Records from a data source:
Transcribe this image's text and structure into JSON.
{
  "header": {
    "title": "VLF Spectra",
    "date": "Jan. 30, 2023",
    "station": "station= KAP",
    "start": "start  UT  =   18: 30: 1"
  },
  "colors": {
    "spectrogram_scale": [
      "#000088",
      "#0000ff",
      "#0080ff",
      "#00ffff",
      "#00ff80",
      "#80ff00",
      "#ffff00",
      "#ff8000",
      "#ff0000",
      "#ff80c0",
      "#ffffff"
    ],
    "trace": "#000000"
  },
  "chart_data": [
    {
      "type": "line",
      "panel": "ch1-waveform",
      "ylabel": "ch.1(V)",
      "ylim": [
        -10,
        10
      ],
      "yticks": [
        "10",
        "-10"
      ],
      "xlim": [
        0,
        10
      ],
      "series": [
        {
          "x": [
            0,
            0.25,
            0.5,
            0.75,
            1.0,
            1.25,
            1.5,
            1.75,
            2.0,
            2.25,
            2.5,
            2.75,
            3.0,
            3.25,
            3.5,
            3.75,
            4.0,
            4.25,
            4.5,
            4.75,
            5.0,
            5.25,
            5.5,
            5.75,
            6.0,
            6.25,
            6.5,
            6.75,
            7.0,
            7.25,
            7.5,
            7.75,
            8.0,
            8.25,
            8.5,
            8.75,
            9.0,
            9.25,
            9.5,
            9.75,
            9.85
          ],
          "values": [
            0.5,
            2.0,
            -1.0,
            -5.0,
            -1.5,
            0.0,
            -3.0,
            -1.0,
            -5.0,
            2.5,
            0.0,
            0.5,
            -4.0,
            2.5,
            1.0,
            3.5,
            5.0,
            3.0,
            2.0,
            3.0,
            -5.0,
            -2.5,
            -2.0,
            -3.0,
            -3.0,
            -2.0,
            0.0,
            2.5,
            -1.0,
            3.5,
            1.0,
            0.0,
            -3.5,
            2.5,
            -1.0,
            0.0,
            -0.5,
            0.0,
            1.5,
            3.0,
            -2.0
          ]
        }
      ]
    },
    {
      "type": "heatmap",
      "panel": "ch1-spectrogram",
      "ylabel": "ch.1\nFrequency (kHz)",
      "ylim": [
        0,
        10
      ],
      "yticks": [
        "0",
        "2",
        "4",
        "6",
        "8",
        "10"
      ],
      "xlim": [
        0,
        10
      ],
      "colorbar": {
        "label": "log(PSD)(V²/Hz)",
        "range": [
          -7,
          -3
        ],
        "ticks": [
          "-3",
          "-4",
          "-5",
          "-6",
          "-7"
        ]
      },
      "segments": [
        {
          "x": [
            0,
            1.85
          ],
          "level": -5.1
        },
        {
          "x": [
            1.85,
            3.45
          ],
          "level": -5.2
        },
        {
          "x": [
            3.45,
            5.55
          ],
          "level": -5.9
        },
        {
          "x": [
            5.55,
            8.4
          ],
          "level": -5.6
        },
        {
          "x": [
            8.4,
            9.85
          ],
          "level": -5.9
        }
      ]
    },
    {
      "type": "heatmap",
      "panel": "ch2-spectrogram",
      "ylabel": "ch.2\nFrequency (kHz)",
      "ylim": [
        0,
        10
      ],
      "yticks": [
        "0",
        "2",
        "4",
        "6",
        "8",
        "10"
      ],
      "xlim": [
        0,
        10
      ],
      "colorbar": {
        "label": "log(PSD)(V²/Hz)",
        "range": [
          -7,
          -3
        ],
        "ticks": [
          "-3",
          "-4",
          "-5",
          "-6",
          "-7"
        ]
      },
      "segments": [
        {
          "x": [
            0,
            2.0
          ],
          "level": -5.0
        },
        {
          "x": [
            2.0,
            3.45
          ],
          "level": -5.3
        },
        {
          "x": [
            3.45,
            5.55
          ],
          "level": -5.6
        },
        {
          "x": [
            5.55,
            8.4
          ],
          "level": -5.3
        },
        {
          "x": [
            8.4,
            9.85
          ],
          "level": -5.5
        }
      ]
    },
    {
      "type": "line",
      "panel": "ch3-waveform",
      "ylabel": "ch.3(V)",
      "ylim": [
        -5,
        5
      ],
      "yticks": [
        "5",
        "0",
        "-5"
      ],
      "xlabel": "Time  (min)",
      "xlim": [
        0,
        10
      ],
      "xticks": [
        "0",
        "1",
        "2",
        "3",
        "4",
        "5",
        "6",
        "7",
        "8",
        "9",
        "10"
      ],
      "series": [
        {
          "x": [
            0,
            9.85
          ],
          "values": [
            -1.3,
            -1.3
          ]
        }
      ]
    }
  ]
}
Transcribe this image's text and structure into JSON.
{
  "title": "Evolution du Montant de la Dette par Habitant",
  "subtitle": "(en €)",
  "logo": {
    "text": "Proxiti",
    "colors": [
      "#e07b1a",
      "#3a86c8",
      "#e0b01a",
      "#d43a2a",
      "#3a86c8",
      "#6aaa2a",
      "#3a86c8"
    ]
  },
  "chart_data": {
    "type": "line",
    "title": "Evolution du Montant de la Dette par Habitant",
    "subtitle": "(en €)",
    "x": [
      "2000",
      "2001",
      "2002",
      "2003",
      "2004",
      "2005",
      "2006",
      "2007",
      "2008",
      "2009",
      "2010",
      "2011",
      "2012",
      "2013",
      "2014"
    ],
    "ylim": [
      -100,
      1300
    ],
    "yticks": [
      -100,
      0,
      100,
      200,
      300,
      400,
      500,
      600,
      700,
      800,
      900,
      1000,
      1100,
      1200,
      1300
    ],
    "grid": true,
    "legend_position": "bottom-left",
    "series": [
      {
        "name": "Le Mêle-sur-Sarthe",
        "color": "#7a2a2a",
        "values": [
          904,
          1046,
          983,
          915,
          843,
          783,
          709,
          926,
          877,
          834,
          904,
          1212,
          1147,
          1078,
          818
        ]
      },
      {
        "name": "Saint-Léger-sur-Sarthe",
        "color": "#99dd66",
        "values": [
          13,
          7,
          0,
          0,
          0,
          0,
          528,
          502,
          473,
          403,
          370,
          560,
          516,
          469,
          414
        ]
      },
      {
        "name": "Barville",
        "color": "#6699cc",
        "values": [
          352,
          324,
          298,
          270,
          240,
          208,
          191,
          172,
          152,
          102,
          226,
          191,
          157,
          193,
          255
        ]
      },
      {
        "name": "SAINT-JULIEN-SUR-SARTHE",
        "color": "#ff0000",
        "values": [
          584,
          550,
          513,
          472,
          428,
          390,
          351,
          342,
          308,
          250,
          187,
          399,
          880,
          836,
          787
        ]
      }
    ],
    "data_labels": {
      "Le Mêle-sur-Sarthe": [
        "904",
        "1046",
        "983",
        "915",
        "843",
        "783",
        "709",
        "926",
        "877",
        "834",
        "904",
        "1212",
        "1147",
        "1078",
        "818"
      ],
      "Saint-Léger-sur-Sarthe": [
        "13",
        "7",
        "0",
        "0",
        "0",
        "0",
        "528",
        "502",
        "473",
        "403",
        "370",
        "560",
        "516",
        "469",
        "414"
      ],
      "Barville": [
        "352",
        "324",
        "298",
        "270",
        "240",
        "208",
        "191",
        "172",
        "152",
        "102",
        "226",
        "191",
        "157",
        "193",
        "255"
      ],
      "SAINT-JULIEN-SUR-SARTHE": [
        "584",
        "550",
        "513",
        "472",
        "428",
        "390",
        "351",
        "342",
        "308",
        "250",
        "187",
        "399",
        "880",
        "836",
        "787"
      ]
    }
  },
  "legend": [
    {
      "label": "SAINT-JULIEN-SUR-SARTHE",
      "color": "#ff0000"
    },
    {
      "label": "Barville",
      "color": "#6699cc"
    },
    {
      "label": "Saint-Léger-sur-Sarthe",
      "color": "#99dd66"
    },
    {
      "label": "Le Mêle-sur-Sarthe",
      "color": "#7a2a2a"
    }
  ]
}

Description of the task. Repeat every line of the records above exactly.

Result of the task.
Transcribe this image's text and structure into JSON.
{
  "header": {
    "title": "VLF Spectra",
    "date": "Jan. 30, 2023",
    "station": "station= KAP",
    "start": "start  UT  =   18: 30: 1"
  },
  "colors": {
    "spectrogram_scale": [
      "#000088",
      "#0000ff",
      "#0080ff",
      "#00ffff",
      "#00ff80",
      "#80ff00",
      "#ffff00",
      "#ff8000",
      "#ff0000",
      "#ff80c0",
      "#ffffff"
    ],
    "trace": "#000000"
  },
  "chart_data": [
    {
      "type": "line",
      "panel": "ch1-waveform",
      "ylabel": "ch.1(V)",
      "ylim": [
        -10,
        10
      ],
      "yticks": [
        "10",
        "-10"
      ],
      "xlim": [
        0,
        10
      ],
      "series": [
        {
          "x": [
            0,
            0.25,
            0.5,
            0.75,
            1.0,
            1.25,
            1.5,
            1.75,
            2.0,
            2.25,
            2.5,
            2.75,
            3.0,
            3.25,
            3.5,
            3.75,
            4.0,
            4.25,
            4.5,
            4.75,
            5.0,
            5.25,
            5.5,
            5.75,
            6.0,
            6.25,
            6.5,
            6.75,
            7.0,
            7.25,
            7.5,
            7.75,
            8.0,
            8.25,
            8.5,
            8.75,
            9.0,
            9.25,
            9.5,
            9.75,
            9.85
          ],
          "values": [
            0.5,
            2.0,
            -1.0,
            -5.0,
            -1.5,
            0.0,
            -3.0,
            -1.0,
            -5.0,
            2.5,
            0.0,
            0.5,
            -4.0,
            2.5,
            1.0,
            3.5,
            5.0,
            3.0,
            2.0,
            3.0,
            -5.0,
            -2.5,
            -2.0,
            -3.0,
            -3.0,
            -2.0,
            0.0,
            2.5,
            -1.0,
            3.5,
            1.0,
            0.0,
            -3.5,
            2.5,
            -1.0,
            0.0,
            -0.5,
            0.0,
            1.5,
            3.0,
            -2.0
          ]
        }
      ]
    },
    {
      "type": "heatmap",
      "panel": "ch1-spectrogram",
      "ylabel": "ch.1\nFrequency (kHz)",
      "ylim": [
        0,
        10
      ],
      "yticks": [
        "0",
        "2",
        "4",
        "6",
        "8",
        "10"
      ],
      "xlim": [
        0,
        10
      ],
      "colorbar": {
        "label": "log(PSD)(V²/Hz)",
        "range": [
          -7,
          -3
        ],
        "ticks": [
          "-3",
          "-4",
          "-5",
          "-6",
          "-7"
        ]
      },
      "segments": [
        {
          "x": [
            0,
            1.85
          ],
          "level": -5.1
        },
        {
          "x": [
            1.85,
            3.45
          ],
          "level": -5.2
        },
        {
          "x": [
            3.45,
            5.55
          ],
          "level": -5.9
        },
        {
          "x": [
            5.55,
            8.4
          ],
          "level": -5.6
        },
        {
          "x": [
            8.4,
            9.85
          ],
          "level": -5.9
        }
      ]
    },
    {
      "type": "heatmap",
      "panel": "ch2-spectrogram",
      "ylabel": "ch.2\nFrequency (kHz)",
      "ylim": [
        0,
        10
      ],
      "yticks": [
        "0",
        "2",
        "4",
        "6",
        "8",
        "10"
      ],
      "xlim": [
        0,
        10
      ],
      "colorbar": {
        "label": "log(PSD)(V²/Hz)",
        "range": [
          -7,
          -3
        ],
        "ticks": [
          "-3",
          "-4",
          "-5",
          "-6",
          "-7"
        ]
      },
      "segments": [
        {
          "x": [
            0,
            2.0
          ],
          "level": -5.0
        },
        {
          "x": [
            2.0,
            3.45
          ],
          "level": -5.3
        },
        {
          "x": [
            3.45,
            5.55
          ],
          "level": -5.6
        },
        {
          "x": [
            5.55,
            8.4
          ],
          "level": -5.3
        },
        {
          "x": [
            8.4,
            9.85
          ],
          "level": -5.5
        }
      ]
    },
    {
      "type": "line",
      "panel": "ch3-waveform",
      "ylabel": "ch.3(V)",
      "ylim": [
        -5,
        5
      ],
      "yticks": [
        "5",
        "0",
        "-5"
      ],
      "xlabel": "Time  (min)",
      "xlim": [
        0,
        10
      ],
      "xticks": [
        "0",
        "1",
        "2",
        "3",
        "4",
        "5",
        "6",
        "7",
        "8",
        "9",
        "10"
      ],
      "series": [
        {
          "x": [
            0,
            9.85
          ],
          "values": [
            -1.3,
            -1.3
          ]
        }
      ]
    }
  ]
}
Transcribe this image's text and structure into JSON.
{
  "title": "Evolution du Montant de la Dette par Habitant",
  "subtitle": "(en €)",
  "logo": {
    "text": "Proxiti",
    "colors": [
      "#e07b1a",
      "#3a86c8",
      "#e0b01a",
      "#d43a2a",
      "#3a86c8",
      "#6aaa2a",
      "#3a86c8"
    ]
  },
  "chart_data": {
    "type": "line",
    "title": "Evolution du Montant de la Dette par Habitant",
    "subtitle": "(en €)",
    "x": [
      "2000",
      "2001",
      "2002",
      "2003",
      "2004",
      "2005",
      "2006",
      "2007",
      "2008",
      "2009",
      "2010",
      "2011",
      "2012",
      "2013",
      "2014"
    ],
    "ylim": [
      -100,
      1300
    ],
    "yticks": [
      -100,
      0,
      100,
      200,
      300,
      400,
      500,
      600,
      700,
      800,
      900,
      1000,
      1100,
      1200,
      1300
    ],
    "grid": true,
    "legend_position": "bottom-left",
    "series": [
      {
        "name": "Le Mêle-sur-Sarthe",
        "color": "#7a2a2a",
        "values": [
          904,
          1046,
          983,
          915,
          843,
          783,
          709,
          926,
          877,
          834,
          904,
          1212,
          1147,
          1078,
          818
        ]
      },
      {
        "name": "Saint-Léger-sur-Sarthe",
        "color": "#99dd66",
        "values": [
          13,
          7,
          0,
          0,
          0,
          0,
          528,
          502,
          473,
          403,
          370,
          560,
          516,
          469,
          414
        ]
      },
      {
        "name": "Barville",
        "color": "#6699cc",
        "values": [
          352,
          324,
          298,
          270,
          240,
          208,
          191,
          172,
          152,
          102,
          226,
          191,
          157,
          193,
          255
        ]
      },
      {
        "name": "SAINT-JULIEN-SUR-SARTHE",
        "color": "#ff0000",
        "values": [
          584,
          550,
          513,
          472,
          428,
          390,
          351,
          342,
          308,
          250,
          187,
          399,
          880,
          836,
          787
        ]
      }
    ],
    "data_labels": {
      "Le Mêle-sur-Sarthe": [
        "904",
        "1046",
        "983",
        "915",
        "843",
        "783",
        "709",
        "926",
        "877",
        "834",
        "904",
        "1212",
        "1147",
        "1078",
        "818"
      ],
      "Saint-Léger-sur-Sarthe": [
        "13",
        "7",
        "0",
        "0",
        "0",
        "0",
        "528",
        "502",
        "473",
        "403",
        "370",
        "560",
        "516",
        "469",
        "414"
      ],
      "Barville": [
        "352",
        "324",
        "298",
        "270",
        "240",
        "208",
        "191",
        "172",
        "152",
        "102",
        "226",
        "191",
        "157",
        "193",
        "255"
      ],
      "SAINT-JULIEN-SUR-SARTHE": [
        "584",
        "550",
        "513",
        "472",
        "428",
        "390",
        "351",
        "342",
        "308",
        "250",
        "187",
        "399",
        "880",
        "836",
        "787"
      ]
    }
  },
  "legend": [
    {
      "label": "SAINT-JULIEN-SUR-SARTHE",
      "color": "#ff0000"
    },
    {
      "label": "Barville",
      "color": "#6699cc"
    },
    {
      "label": "Saint-Léger-sur-Sarthe",
      "color": "#99dd66"
    },
    {
      "label": "Le Mêle-sur-Sarthe",
      "color": "#7a2a2a"
    }
  ]
}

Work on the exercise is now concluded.